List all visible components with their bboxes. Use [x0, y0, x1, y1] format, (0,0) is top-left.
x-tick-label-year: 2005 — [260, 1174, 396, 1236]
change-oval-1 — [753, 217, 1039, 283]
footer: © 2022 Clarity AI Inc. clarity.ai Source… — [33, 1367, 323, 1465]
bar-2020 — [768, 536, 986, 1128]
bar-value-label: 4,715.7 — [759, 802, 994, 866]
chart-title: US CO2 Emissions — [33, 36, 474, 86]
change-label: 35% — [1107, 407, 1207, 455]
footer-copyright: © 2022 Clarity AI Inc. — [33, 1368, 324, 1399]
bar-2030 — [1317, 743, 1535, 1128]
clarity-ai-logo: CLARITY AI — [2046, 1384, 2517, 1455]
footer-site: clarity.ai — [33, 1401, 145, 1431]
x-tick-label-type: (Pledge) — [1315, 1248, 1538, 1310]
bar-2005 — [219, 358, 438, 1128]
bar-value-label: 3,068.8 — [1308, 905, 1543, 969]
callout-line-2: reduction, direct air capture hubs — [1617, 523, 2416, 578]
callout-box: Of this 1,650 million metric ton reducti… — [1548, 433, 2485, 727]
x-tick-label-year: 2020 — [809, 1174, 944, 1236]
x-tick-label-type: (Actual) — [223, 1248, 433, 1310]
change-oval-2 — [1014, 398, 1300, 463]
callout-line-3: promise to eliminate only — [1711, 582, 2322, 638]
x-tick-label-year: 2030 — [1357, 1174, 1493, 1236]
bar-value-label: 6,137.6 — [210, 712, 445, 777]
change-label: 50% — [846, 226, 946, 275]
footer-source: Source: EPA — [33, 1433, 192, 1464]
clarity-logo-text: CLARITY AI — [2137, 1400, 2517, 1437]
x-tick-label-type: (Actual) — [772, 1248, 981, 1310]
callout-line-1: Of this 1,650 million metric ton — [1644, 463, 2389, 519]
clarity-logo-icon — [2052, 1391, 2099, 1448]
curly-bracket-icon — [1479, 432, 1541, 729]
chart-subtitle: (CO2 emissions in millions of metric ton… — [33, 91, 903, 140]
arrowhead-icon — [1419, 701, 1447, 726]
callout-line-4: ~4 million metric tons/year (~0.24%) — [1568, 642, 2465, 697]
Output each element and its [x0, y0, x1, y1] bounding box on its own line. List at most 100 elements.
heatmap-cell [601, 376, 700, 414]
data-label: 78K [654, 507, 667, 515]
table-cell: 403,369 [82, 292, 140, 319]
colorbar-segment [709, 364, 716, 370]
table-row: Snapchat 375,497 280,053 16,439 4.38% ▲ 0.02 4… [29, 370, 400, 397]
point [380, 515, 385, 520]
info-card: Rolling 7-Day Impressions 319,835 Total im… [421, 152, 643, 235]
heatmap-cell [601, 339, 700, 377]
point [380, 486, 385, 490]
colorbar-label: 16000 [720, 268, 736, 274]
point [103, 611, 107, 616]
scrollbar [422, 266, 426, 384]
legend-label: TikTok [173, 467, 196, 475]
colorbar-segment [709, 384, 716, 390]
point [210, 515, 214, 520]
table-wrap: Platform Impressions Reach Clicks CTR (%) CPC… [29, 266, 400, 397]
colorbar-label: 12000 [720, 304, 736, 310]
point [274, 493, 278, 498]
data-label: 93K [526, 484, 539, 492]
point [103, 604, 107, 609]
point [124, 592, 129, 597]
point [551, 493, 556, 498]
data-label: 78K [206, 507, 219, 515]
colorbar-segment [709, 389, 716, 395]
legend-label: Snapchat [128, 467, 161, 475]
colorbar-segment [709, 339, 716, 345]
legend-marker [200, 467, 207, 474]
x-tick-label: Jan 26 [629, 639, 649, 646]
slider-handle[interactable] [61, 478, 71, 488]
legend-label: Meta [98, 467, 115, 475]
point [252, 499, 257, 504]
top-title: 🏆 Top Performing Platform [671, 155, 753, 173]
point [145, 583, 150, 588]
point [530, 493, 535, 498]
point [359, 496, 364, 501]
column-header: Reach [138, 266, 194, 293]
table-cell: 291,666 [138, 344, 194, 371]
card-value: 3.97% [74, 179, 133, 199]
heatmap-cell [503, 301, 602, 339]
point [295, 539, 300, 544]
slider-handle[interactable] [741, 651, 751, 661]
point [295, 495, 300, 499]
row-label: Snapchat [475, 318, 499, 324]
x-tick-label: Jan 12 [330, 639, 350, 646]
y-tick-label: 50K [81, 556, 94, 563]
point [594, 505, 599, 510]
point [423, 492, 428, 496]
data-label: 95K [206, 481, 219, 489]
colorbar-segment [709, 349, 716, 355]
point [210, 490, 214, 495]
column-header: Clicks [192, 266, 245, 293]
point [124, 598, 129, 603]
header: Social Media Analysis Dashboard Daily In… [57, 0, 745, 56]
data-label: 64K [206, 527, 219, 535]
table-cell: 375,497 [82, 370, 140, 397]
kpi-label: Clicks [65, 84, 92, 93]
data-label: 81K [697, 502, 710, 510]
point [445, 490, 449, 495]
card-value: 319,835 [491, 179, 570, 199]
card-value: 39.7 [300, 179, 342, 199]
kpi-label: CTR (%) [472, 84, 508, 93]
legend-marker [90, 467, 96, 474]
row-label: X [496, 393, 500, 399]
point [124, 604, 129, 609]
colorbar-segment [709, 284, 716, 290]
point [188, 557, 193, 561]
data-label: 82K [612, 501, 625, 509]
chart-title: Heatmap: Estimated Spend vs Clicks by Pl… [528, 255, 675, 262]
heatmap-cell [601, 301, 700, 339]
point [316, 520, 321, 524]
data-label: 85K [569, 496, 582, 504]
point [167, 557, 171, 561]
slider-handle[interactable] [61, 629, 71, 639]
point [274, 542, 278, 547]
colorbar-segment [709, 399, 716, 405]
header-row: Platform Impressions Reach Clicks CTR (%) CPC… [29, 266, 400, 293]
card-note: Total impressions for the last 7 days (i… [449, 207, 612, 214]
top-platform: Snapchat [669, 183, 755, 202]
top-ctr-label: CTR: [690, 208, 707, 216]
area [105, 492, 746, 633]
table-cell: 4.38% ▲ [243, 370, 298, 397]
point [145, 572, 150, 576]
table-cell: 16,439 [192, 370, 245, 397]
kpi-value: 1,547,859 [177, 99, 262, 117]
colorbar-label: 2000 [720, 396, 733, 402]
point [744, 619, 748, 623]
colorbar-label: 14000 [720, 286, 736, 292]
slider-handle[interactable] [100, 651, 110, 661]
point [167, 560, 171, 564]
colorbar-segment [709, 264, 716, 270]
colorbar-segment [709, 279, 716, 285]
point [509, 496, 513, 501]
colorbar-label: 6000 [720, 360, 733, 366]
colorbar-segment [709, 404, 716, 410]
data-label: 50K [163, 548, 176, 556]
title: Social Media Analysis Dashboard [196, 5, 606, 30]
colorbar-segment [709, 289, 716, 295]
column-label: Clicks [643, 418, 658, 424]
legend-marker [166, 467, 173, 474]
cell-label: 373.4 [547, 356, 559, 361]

REQUIREMENTS: Starting at the beginning of the records and going on through the line that contains "chart-title: US CO2", reproduce those lines with "bar-value-label" renamed to "value-label" and everything else unchanged. Give only those lines.

WRITTEN SOLUTION:
List all visible components with their bboxes. Use [x0, y0, x1, y1] format, (0,0) is top-left.
x-tick-label-year: 2005 — [260, 1174, 396, 1236]
change-oval-1 — [753, 217, 1039, 283]
footer: © 2022 Clarity AI Inc. clarity.ai Source… — [33, 1367, 323, 1465]
bar-2020 — [768, 536, 986, 1128]
value-label: 4,715.7 — [759, 802, 994, 866]
chart-title: US CO2 Emissions — [33, 36, 474, 86]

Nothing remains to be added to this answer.